# Work order
Go through the entries below, count every line with the string "patients", and answer with only that number.
■ ■ ■
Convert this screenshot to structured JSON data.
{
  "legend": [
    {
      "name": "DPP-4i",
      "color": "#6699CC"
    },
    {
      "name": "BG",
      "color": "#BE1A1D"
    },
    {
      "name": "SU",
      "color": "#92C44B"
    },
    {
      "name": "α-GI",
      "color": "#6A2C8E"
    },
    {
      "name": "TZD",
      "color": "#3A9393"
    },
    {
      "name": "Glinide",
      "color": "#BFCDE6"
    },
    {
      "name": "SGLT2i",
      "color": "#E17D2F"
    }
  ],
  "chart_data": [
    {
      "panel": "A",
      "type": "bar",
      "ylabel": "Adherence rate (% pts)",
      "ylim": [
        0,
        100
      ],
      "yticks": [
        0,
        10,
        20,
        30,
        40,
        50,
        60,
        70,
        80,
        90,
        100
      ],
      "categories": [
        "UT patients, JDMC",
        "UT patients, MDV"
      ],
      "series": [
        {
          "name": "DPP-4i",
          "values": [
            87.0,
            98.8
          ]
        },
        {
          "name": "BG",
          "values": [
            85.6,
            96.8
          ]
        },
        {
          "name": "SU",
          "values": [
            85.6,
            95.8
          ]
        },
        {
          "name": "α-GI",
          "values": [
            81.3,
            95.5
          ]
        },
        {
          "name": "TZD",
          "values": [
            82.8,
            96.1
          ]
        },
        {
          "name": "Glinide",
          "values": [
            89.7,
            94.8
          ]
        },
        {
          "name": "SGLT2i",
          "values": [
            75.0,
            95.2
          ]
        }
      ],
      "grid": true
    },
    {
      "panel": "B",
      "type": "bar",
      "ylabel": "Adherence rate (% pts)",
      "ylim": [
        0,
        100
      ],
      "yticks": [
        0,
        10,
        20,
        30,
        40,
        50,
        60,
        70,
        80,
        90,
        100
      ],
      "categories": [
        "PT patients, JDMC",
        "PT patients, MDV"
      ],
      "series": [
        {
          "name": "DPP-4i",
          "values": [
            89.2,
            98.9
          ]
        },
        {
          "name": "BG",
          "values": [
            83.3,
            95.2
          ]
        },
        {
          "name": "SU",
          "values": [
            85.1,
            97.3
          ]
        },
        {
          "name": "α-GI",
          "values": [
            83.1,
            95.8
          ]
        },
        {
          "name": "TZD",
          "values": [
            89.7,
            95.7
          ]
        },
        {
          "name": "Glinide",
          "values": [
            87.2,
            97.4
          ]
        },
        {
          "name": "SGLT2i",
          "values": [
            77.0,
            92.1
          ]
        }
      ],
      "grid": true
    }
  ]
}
■ ■ ■
# Output below
4